RECORDS:
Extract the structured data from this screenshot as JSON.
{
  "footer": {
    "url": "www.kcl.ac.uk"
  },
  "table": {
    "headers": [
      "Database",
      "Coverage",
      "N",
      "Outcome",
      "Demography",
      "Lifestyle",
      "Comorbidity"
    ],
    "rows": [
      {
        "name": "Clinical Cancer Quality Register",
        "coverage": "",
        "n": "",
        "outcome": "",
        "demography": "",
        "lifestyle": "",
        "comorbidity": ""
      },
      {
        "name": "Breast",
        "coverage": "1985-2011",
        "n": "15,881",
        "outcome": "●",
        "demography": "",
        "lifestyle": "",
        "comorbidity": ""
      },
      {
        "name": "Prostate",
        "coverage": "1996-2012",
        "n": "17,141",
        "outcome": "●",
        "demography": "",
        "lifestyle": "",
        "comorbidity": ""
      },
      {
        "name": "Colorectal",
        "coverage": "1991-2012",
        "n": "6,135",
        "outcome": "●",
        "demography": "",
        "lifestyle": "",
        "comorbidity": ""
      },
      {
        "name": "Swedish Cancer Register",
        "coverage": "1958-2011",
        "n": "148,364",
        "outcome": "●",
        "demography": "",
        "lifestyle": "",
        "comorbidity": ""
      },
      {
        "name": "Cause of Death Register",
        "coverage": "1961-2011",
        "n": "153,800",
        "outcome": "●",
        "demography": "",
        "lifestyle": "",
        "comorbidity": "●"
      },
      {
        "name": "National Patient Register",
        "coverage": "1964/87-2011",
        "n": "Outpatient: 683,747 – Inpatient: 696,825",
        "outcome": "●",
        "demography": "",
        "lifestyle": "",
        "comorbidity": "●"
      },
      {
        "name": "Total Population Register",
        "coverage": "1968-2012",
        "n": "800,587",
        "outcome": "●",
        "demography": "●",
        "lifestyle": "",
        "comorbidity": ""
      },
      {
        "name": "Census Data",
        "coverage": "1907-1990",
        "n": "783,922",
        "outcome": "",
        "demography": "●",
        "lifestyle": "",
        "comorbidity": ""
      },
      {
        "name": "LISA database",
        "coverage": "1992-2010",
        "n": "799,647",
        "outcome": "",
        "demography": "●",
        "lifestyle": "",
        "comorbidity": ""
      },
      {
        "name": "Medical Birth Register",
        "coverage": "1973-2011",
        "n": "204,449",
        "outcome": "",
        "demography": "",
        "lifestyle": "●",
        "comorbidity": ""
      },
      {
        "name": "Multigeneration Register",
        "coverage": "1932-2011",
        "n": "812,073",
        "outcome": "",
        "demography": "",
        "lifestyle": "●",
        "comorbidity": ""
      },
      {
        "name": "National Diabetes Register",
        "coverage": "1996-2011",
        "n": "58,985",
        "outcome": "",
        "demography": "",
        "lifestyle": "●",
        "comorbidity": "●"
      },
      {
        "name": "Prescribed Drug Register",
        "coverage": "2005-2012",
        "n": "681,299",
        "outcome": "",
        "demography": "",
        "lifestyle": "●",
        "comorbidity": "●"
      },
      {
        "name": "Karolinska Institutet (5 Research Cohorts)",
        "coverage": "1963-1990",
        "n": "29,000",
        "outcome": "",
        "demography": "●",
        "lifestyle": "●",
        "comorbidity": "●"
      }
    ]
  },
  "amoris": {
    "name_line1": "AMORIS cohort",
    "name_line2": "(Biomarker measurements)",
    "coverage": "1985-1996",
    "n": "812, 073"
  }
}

THE REQUEST: Check each line of the entries above for the word "Cancer". List the ones that have it.

ANSWER FOR THIS EXERCISE:
        "name": "Clinical Cancer Quality Register",
        "name": "Swedish Cancer Register",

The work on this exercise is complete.